- **Problem statement**
Pull out every line containing the string "ASFRBROKER".

- **Data in this exercise**
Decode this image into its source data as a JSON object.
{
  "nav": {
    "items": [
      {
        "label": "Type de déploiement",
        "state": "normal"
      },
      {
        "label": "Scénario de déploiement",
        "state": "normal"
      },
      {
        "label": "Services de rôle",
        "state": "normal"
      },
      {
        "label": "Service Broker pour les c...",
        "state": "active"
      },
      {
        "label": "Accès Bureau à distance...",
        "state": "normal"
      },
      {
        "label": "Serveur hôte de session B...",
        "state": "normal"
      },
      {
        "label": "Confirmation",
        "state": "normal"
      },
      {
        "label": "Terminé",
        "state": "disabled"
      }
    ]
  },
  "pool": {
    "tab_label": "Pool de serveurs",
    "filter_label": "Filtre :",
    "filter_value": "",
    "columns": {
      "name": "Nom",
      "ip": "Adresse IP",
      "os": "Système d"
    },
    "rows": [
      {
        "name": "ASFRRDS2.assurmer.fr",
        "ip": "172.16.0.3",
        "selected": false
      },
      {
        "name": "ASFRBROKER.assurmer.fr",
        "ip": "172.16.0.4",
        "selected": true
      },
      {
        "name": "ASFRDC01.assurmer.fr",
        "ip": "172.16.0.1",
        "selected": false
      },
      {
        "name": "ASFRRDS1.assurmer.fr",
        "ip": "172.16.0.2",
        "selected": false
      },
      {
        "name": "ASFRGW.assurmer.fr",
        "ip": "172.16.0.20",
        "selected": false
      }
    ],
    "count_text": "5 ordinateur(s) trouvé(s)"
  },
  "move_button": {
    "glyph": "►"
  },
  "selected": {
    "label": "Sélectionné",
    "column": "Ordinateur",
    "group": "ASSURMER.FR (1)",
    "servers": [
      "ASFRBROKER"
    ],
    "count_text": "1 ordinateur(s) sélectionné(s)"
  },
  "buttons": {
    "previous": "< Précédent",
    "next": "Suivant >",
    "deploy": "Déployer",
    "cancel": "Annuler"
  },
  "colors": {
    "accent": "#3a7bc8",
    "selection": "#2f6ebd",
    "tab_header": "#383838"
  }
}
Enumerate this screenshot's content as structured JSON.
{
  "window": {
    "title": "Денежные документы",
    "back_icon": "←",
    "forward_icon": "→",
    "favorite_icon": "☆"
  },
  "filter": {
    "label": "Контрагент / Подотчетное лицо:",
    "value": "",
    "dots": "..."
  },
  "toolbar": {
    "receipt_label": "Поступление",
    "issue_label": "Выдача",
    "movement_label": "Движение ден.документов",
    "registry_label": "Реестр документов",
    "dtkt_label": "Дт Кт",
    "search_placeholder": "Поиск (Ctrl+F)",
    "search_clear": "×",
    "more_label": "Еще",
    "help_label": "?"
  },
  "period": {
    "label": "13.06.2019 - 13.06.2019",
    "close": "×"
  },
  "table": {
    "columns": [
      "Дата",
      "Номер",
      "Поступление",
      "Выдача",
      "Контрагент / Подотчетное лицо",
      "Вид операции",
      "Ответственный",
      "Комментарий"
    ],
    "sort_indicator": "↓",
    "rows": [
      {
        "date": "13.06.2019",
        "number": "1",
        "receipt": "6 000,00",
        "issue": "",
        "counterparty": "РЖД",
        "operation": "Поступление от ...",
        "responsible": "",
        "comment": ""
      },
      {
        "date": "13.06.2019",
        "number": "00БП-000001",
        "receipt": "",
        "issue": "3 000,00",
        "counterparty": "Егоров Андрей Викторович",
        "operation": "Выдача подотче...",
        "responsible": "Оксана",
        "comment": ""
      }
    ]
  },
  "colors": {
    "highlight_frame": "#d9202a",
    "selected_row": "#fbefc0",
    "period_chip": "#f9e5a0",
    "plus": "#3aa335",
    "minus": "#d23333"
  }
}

- **Task output**
        "name": "ASFRBROKER.assurmer.fr",
      "ASFRBROKER"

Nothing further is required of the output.